(Figure record listings)
::::::::

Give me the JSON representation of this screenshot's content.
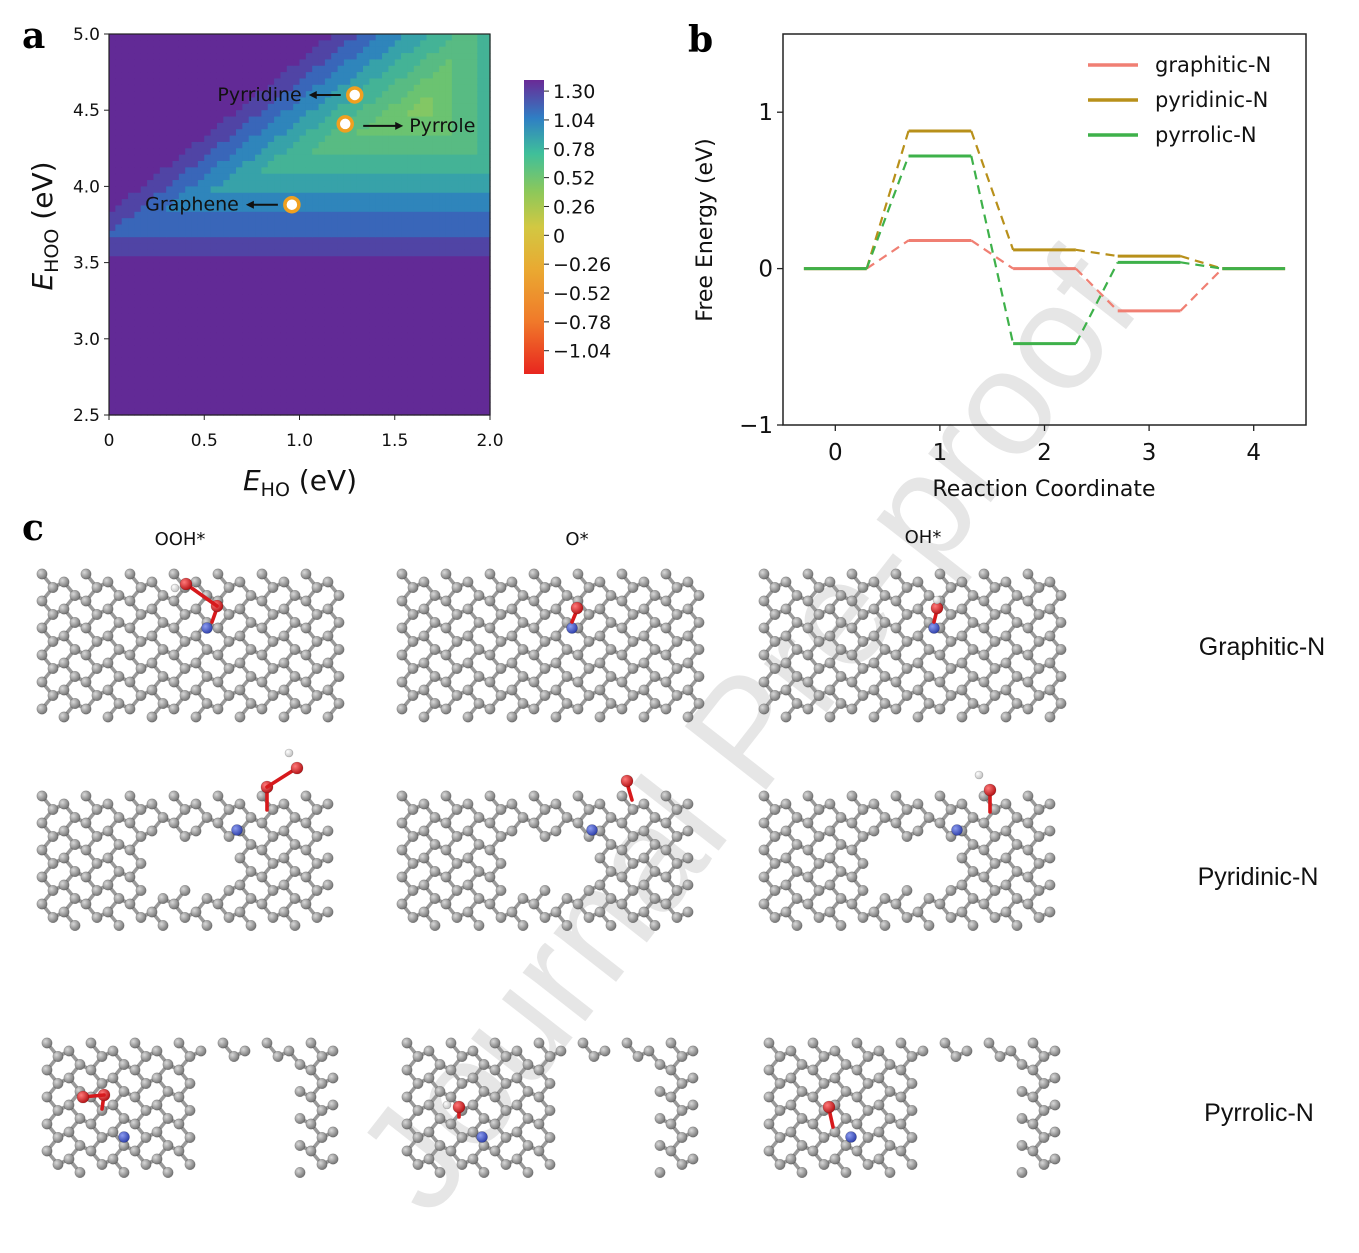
{
  "chart_data": [
    {
      "panel": "a",
      "type": "heatmap",
      "xlabel_main": "E",
      "xlabel_sub": "HO",
      "xlabel_unit": " (eV)",
      "ylabel_main": "E",
      "ylabel_sub": "HOO",
      "ylabel_unit": " (eV)",
      "xlim": [
        0,
        2.0
      ],
      "ylim": [
        2.5,
        5.0
      ],
      "x_ticks": [
        "0",
        "0.5",
        "1.0",
        "1.5",
        "2.0"
      ],
      "x_tick_values": [
        0,
        0.5,
        1.0,
        1.5,
        2.0
      ],
      "y_ticks": [
        "2.5",
        "3.0",
        "3.5",
        "4.0",
        "4.5",
        "5.0"
      ],
      "y_tick_values": [
        2.5,
        3.0,
        3.5,
        4.0,
        4.5,
        5.0
      ],
      "colorbar_ticks": [
        "1.30",
        "1.04",
        "0.78",
        "0.52",
        "0.26",
        "0",
        "−0.26",
        "−0.52",
        "−0.78",
        "−1.04"
      ],
      "colorbar_range": [
        -1.25,
        1.4
      ],
      "colors": {
        "low": "#e8261f",
        "mid_low": "#f3a22d",
        "mid": "#d2c842",
        "mid_high": "#8cc85a",
        "high": "#2f9bbf",
        "top": "#5a2ea0"
      },
      "points": [
        {
          "label": "Pyrridine",
          "x": 1.29,
          "y": 4.6,
          "side": "left"
        },
        {
          "label": "Pyrrole",
          "x": 1.24,
          "y": 4.41,
          "side": "right"
        },
        {
          "label": "Graphene",
          "x": 0.96,
          "y": 3.88,
          "side": "left"
        }
      ]
    },
    {
      "panel": "b",
      "type": "line",
      "xlabel": "Reaction Coordinate",
      "ylabel": "Free Energy (eV)",
      "xlim": [
        -0.5,
        4.5
      ],
      "ylim": [
        -1.0,
        1.5
      ],
      "x_ticks": [
        "0",
        "1",
        "2",
        "3",
        "4"
      ],
      "x_tick_values": [
        0,
        1,
        2,
        3,
        4
      ],
      "y_ticks": [
        "1",
        "0",
        "−1"
      ],
      "y_tick_values": [
        1,
        0,
        -1
      ],
      "legend_position": "top-right",
      "series": [
        {
          "name": "graphitic-N",
          "color": "#f07f73",
          "values": [
            0,
            0.18,
            0.0,
            -0.27,
            0
          ]
        },
        {
          "name": "pyridinic-N",
          "color": "#b8901a",
          "values": [
            0,
            0.88,
            0.12,
            0.08,
            0
          ]
        },
        {
          "name": "pyrrolic-N",
          "color": "#3eb14a",
          "values": [
            0,
            0.72,
            -0.48,
            0.04,
            0
          ]
        }
      ]
    }
  ],
  "panels": {
    "a": "a",
    "b": "b",
    "c": "c"
  },
  "panel_c": {
    "columns": [
      "OOH*",
      "O*",
      "OH*"
    ],
    "rows": [
      "Graphitic-N",
      "Pyridinic-N",
      "Pyrrolic-N"
    ],
    "atom_colors": {
      "carbon": "#8a8a8a",
      "nitrogen": "#3b52c4",
      "oxygen": "#d7191c",
      "hydrogen": "#eeeeee"
    }
  },
  "watermark": "Journal Pre-proof"
}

::::::::

» **Work instructions**: Extract every line of the records above that contains the word "name".

» **Written answer**:
          "name": "graphitic-N",
          "name": "pyridinic-N",
          "name": "pyrrolic-N",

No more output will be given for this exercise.